> [Do this]: Print the data exactly, leaving nothing out.

Saved data entries

____

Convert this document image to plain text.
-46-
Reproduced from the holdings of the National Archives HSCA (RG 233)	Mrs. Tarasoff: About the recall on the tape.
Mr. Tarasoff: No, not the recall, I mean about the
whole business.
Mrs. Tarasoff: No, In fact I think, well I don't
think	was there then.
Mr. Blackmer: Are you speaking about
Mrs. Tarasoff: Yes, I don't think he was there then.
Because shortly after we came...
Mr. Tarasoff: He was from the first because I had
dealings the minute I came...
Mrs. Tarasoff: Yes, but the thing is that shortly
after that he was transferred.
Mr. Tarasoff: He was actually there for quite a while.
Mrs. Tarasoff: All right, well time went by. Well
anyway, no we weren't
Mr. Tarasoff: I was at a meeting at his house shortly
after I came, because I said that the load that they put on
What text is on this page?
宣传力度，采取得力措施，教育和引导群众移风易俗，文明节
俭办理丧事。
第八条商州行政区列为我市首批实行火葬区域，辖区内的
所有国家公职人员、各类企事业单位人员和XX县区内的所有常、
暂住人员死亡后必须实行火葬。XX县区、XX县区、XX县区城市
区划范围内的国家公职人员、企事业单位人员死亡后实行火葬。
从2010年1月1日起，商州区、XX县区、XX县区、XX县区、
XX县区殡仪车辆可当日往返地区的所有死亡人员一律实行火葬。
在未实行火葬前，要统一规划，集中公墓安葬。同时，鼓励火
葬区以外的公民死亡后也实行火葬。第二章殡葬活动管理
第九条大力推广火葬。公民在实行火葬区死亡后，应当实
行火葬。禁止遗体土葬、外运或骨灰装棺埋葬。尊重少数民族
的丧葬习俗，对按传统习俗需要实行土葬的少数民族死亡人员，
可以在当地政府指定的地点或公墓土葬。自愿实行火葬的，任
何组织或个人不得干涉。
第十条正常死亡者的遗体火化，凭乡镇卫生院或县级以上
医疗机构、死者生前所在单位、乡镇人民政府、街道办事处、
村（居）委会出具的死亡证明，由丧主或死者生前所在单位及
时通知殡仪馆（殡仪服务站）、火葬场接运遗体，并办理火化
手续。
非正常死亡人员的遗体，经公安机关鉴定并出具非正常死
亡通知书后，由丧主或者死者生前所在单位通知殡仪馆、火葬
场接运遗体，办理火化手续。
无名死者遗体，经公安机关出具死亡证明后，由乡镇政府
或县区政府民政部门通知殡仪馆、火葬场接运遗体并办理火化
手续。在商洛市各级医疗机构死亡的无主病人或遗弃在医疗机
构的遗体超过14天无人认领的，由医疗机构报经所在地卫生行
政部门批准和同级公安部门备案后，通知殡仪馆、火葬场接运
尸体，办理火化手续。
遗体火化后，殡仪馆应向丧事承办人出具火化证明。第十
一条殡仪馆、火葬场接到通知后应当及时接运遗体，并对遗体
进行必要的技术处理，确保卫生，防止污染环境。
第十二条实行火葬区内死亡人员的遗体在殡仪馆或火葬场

____

> [Solution for this problem]:
Convert this document image to plain text.
-46-
Reproduced from the holdings of the National Archives HSCA (RG 233)	Mrs. Tarasoff: About the recall on the tape.
Mr. Tarasoff: No, not the recall, I mean about the
whole business.
Mrs. Tarasoff: No, In fact I think, well I don't
think	was there then.
Mr. Blackmer: Are you speaking about
Mrs. Tarasoff: Yes, I don't think he was there then.
Because shortly after we came...
Mr. Tarasoff: He was from the first because I had
dealings the minute I came...
Mrs. Tarasoff: Yes, but the thing is that shortly
after that he was transferred.
Mr. Tarasoff: He was actually there for quite a while.
Mrs. Tarasoff: All right, well time went by. Well
anyway, no we weren't
Mr. Tarasoff: I was at a meeting at his house shortly
after I came, because I said that the load that they put on
What text is on this page?
宣传力度，采取得力措施，教育和引导群众移风易俗，文明节
俭办理丧事。
第八条商州行政区列为我市首批实行火葬区域，辖区内的
所有国家公职人员、各类企事业单位人员和XX县区内的所有常、
暂住人员死亡后必须实行火葬。XX县区、XX县区、XX县区城市
区划范围内的国家公职人员、企事业单位人员死亡后实行火葬。
从2010年1月1日起，商州区、XX县区、XX县区、XX县区、
XX县区殡仪车辆可当日往返地区的所有死亡人员一律实行火葬。
在未实行火葬前，要统一规划，集中公墓安葬。同时，鼓励火
葬区以外的公民死亡后也实行火葬。第二章殡葬活动管理
第九条大力推广火葬。公民在实行火葬区死亡后，应当实
行火葬。禁止遗体土葬、外运或骨灰装棺埋葬。尊重少数民族
的丧葬习俗，对按传统习俗需要实行土葬的少数民族死亡人员，
可以在当地政府指定的地点或公墓土葬。自愿实行火葬的，任
何组织或个人不得干涉。
第十条正常死亡者的遗体火化，凭乡镇卫生院或县级以上
医疗机构、死者生前所在单位、乡镇人民政府、街道办事处、
村（居）委会出具的死亡证明，由丧主或死者生前所在单位及
时通知殡仪馆（殡仪服务站）、火葬场接运遗体，并办理火化
手续。
非正常死亡人员的遗体，经公安机关鉴定并出具非正常死
亡通知书后，由丧主或者死者生前所在单位通知殡仪馆、火葬
场接运遗体，办理火化手续。
无名死者遗体，经公安机关出具死亡证明后，由乡镇政府
或县区政府民政部门通知殡仪馆、火葬场接运遗体并办理火化
手续。在商洛市各级医疗机构死亡的无主病人或遗弃在医疗机
构的遗体超过14天无人认领的，由医疗机构报经所在地卫生行
政部门批准和同级公安部门备案后，通知殡仪馆、火葬场接运
尸体，办理火化手续。
遗体火化后，殡仪馆应向丧事承办人出具火化证明。第十
一条殡仪馆、火葬场接到通知后应当及时接运遗体，并对遗体
进行必要的技术处理，确保卫生，防止污染环境。
第十二条实行火葬区内死亡人员的遗体在殡仪馆或火葬场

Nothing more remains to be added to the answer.